**Given exercise:** Your reply should be a single number: how many lines contain the string "name".

**Available data:**

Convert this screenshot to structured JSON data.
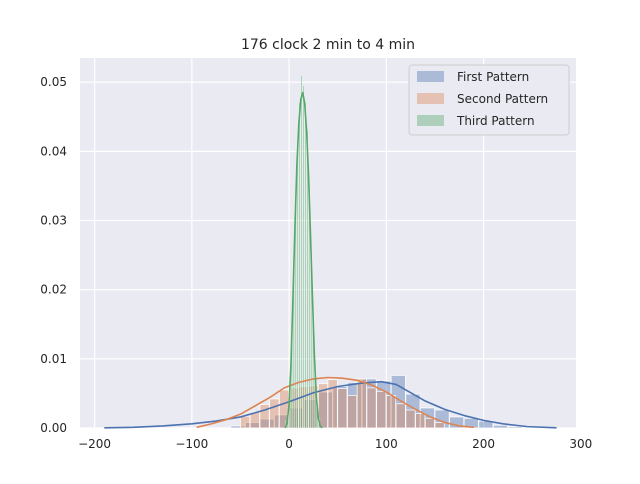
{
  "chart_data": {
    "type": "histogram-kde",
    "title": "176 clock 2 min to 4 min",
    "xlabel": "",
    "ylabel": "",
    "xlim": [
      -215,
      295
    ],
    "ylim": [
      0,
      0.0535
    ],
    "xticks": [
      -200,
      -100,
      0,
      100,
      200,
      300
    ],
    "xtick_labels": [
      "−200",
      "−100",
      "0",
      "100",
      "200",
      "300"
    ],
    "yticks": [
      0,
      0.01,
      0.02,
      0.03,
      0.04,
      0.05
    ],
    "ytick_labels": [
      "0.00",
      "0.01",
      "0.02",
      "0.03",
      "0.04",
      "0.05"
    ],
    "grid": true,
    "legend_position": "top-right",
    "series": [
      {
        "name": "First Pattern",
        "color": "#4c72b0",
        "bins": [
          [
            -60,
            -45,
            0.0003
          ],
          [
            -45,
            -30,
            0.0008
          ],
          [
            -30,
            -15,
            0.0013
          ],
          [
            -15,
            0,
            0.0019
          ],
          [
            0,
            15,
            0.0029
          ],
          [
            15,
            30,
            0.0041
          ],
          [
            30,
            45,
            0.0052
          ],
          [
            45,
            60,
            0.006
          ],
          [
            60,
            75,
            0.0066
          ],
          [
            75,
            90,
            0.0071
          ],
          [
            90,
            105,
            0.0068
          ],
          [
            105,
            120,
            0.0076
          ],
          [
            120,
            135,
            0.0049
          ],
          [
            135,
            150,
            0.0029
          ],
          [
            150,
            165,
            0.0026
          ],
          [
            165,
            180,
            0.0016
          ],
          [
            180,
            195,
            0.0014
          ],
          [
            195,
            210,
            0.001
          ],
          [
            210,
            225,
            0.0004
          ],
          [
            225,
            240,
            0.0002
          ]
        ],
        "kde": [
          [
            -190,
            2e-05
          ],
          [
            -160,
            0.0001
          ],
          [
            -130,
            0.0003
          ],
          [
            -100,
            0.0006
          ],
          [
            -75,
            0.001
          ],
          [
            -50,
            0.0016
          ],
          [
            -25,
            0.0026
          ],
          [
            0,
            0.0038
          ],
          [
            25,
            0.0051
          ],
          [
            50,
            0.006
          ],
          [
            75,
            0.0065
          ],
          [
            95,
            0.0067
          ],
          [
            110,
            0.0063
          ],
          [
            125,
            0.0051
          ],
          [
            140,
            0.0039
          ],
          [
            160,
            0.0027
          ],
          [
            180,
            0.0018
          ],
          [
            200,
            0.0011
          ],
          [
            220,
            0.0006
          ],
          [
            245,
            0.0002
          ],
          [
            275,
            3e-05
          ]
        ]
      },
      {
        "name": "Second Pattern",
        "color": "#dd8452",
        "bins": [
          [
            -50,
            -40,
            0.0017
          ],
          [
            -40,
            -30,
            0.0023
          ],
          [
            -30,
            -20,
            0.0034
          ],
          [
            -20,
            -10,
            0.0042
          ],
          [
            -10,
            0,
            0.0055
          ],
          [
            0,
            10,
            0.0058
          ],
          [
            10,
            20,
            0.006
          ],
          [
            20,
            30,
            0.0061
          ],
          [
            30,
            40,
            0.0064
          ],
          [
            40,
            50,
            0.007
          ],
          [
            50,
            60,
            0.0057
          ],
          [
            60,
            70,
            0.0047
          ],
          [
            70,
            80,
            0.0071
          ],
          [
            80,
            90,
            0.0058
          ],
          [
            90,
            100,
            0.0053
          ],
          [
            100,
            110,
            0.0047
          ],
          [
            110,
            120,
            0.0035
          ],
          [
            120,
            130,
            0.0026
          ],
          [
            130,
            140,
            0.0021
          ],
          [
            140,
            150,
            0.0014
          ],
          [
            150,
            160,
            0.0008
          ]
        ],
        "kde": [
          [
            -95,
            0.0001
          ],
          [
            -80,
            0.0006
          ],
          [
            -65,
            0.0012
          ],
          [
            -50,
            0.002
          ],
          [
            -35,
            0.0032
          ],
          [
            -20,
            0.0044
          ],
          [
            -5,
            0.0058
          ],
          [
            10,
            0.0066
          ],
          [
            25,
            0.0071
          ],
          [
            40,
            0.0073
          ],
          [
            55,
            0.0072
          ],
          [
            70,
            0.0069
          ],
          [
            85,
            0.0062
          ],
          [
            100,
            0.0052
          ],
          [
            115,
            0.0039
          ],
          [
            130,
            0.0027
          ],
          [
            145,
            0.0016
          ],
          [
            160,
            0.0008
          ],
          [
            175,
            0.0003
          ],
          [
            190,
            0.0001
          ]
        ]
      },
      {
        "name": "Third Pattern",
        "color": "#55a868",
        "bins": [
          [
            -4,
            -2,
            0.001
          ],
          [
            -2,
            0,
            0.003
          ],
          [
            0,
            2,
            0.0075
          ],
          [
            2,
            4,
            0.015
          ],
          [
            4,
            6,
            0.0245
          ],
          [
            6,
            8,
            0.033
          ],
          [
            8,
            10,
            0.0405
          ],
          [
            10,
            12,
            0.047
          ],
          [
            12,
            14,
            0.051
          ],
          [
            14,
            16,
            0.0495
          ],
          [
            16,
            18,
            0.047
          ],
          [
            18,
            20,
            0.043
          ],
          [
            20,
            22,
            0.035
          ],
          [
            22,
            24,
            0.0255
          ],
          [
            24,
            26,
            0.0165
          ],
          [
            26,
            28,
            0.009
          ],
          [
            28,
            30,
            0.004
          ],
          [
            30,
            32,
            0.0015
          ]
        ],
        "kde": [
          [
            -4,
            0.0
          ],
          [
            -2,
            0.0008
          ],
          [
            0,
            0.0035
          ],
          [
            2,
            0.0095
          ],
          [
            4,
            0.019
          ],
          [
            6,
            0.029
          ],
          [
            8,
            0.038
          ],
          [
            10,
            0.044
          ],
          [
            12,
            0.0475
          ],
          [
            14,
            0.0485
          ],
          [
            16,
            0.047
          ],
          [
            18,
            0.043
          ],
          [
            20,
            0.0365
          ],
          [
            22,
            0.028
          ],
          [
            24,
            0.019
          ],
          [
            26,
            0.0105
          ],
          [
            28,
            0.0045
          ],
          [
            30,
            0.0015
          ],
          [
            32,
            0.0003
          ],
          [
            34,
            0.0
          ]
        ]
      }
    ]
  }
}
--
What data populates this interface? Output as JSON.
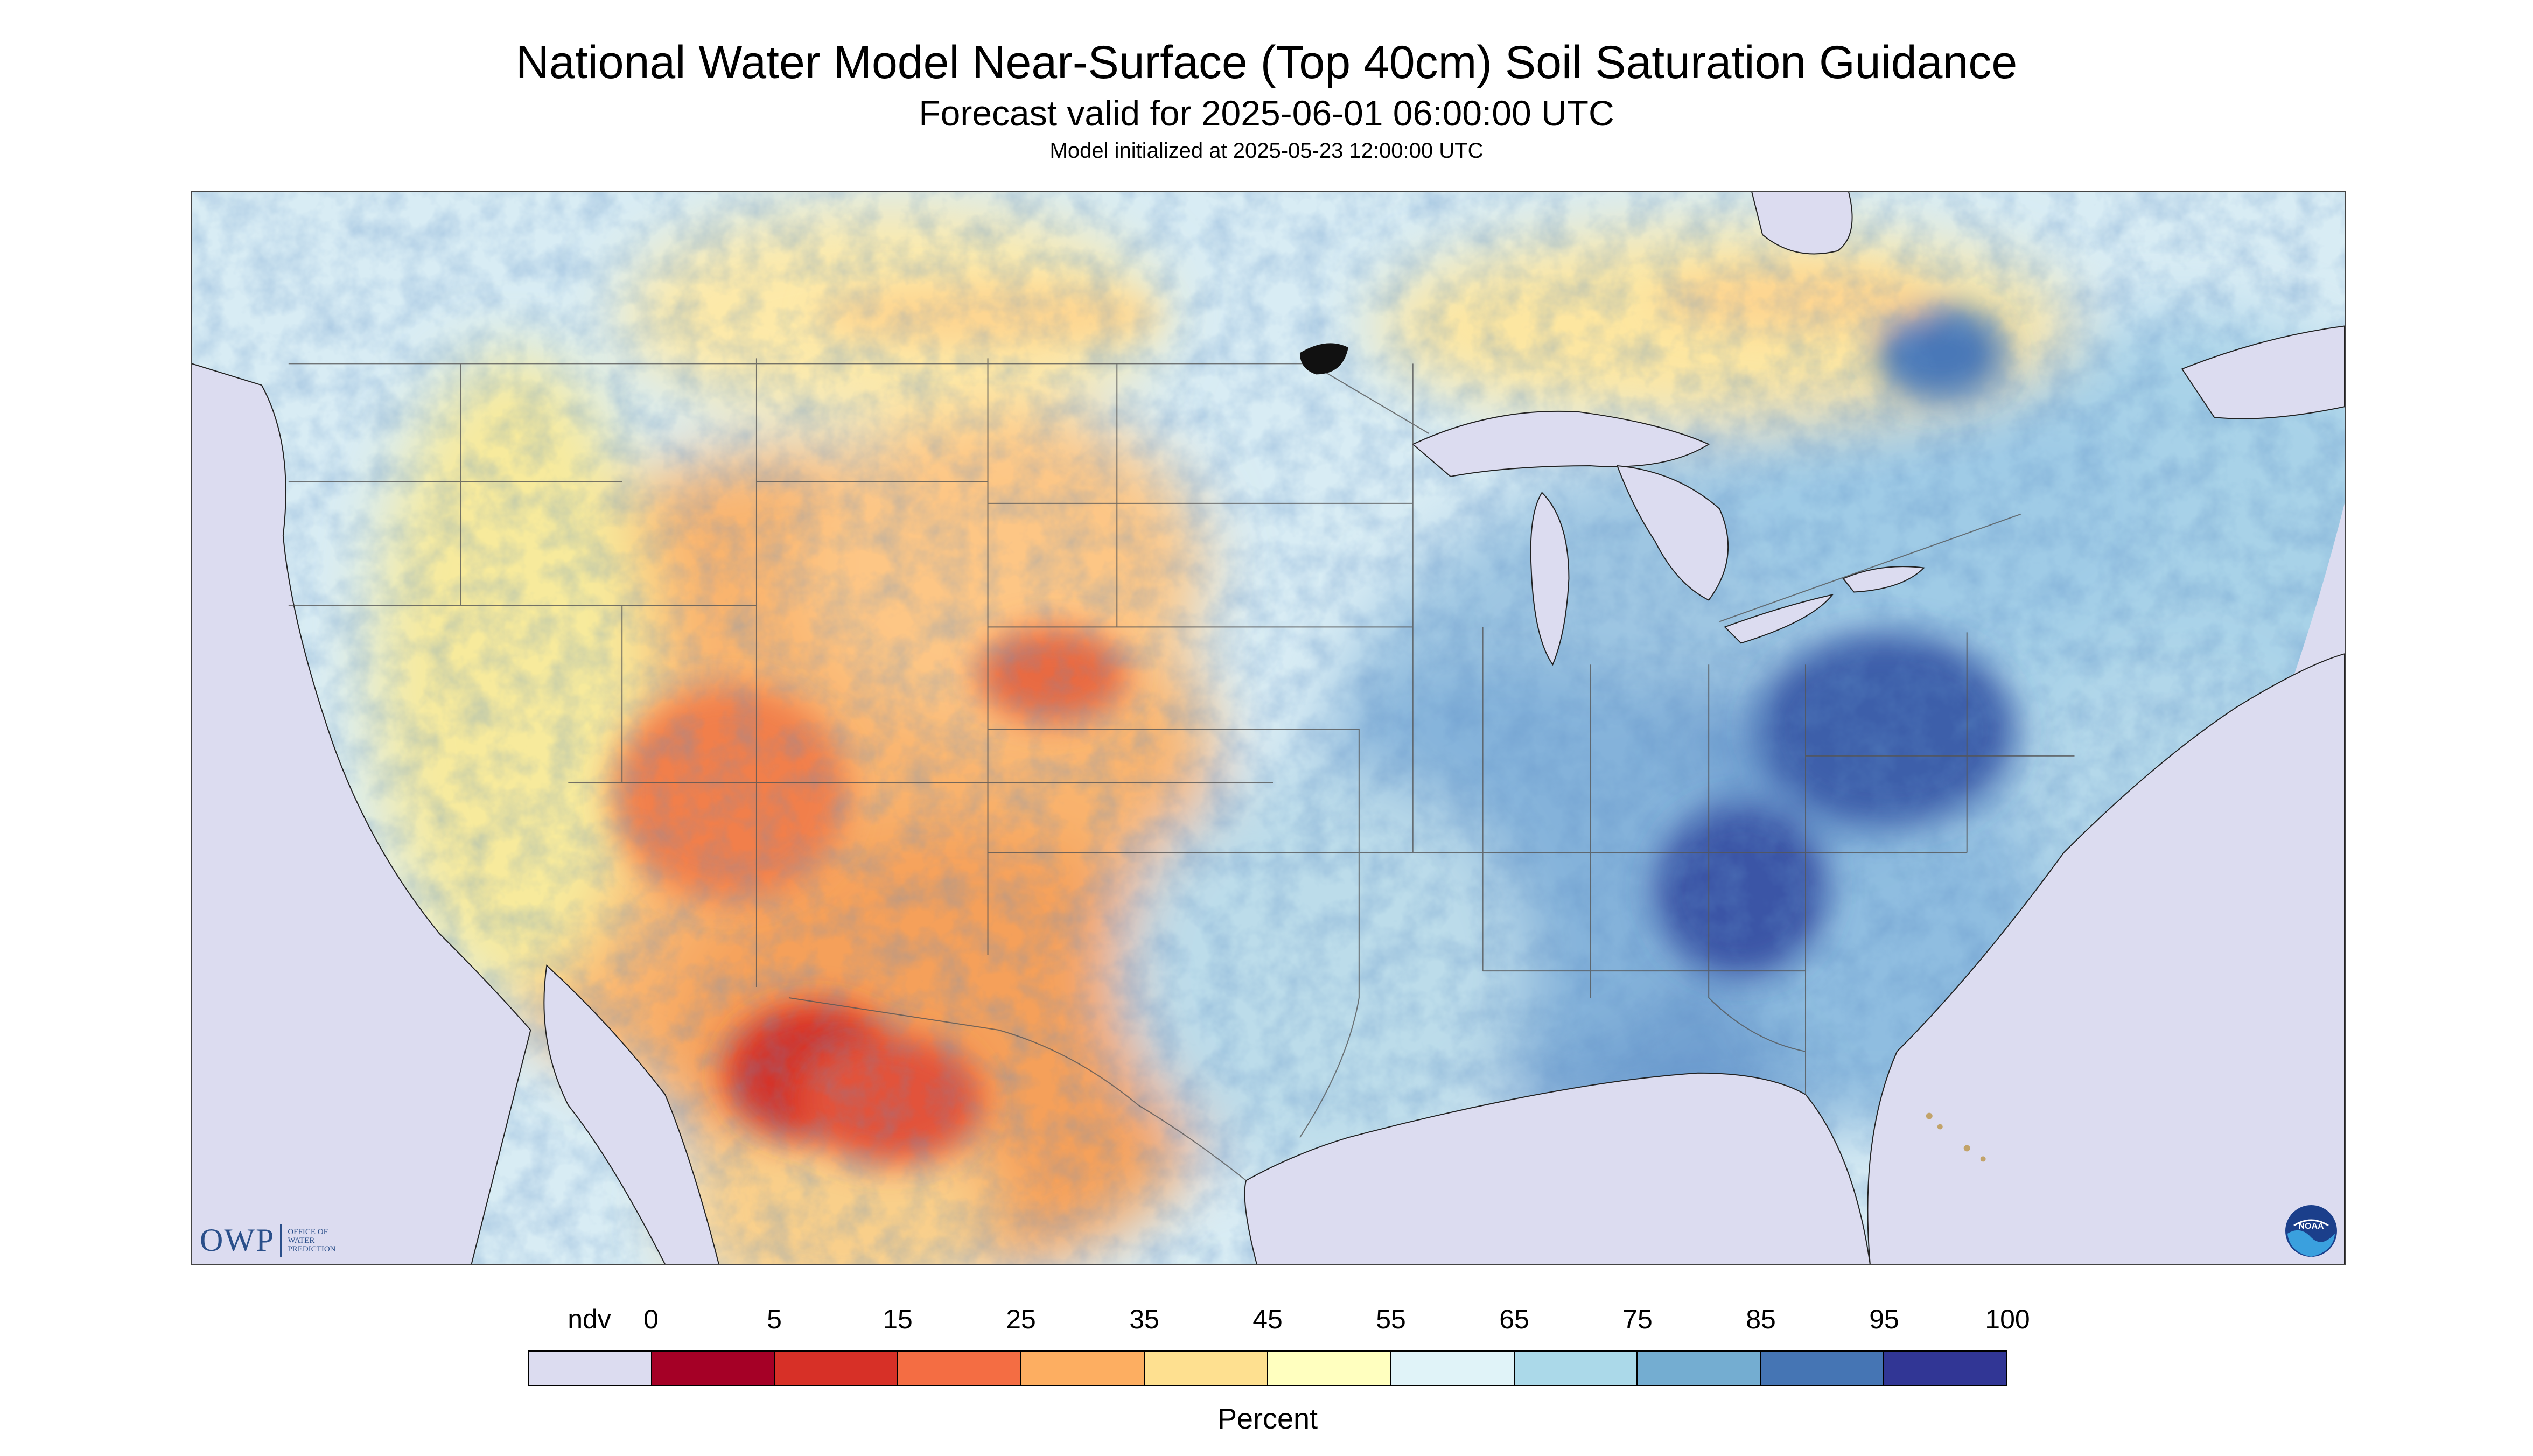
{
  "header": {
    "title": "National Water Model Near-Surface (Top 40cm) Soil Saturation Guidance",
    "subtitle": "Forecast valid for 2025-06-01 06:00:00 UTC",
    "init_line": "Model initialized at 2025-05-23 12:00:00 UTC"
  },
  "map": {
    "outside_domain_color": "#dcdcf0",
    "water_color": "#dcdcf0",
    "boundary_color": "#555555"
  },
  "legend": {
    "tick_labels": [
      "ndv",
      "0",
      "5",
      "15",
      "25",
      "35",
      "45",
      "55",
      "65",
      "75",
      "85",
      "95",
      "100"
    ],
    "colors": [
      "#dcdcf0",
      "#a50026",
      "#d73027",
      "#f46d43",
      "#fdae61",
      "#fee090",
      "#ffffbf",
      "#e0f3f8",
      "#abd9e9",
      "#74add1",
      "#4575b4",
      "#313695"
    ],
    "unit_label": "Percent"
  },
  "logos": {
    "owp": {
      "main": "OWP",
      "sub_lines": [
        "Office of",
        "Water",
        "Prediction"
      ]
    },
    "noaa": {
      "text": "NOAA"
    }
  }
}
==
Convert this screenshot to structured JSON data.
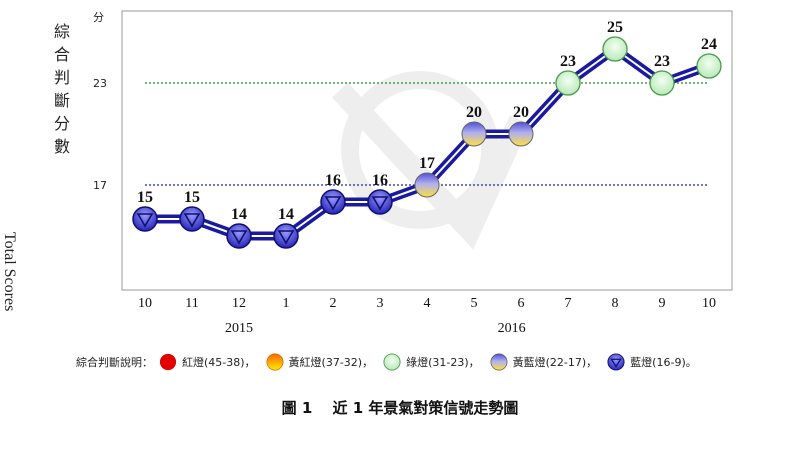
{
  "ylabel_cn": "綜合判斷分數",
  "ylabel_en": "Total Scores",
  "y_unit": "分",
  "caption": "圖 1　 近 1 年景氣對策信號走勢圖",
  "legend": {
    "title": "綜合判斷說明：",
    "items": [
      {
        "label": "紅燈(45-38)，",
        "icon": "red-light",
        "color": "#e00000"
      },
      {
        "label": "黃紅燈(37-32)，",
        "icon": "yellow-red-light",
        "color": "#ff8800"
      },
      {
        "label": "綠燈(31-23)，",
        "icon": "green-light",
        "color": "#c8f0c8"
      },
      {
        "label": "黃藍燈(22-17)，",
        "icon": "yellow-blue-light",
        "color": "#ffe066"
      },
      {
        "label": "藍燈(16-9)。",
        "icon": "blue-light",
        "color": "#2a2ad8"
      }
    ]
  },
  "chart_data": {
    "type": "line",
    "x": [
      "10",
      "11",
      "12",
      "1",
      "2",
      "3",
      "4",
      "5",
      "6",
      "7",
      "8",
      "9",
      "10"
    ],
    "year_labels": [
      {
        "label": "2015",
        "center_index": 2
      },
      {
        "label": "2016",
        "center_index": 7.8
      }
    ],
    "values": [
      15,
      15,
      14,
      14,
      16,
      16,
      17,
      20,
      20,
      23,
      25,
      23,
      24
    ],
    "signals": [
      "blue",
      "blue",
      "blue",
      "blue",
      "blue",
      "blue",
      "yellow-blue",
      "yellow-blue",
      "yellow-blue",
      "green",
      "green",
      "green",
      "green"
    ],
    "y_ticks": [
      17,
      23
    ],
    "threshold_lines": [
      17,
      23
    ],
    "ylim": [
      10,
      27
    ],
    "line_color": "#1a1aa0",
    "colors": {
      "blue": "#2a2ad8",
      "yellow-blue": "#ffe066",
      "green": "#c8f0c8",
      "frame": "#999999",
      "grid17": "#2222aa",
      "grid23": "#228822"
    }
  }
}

**Final result:** 3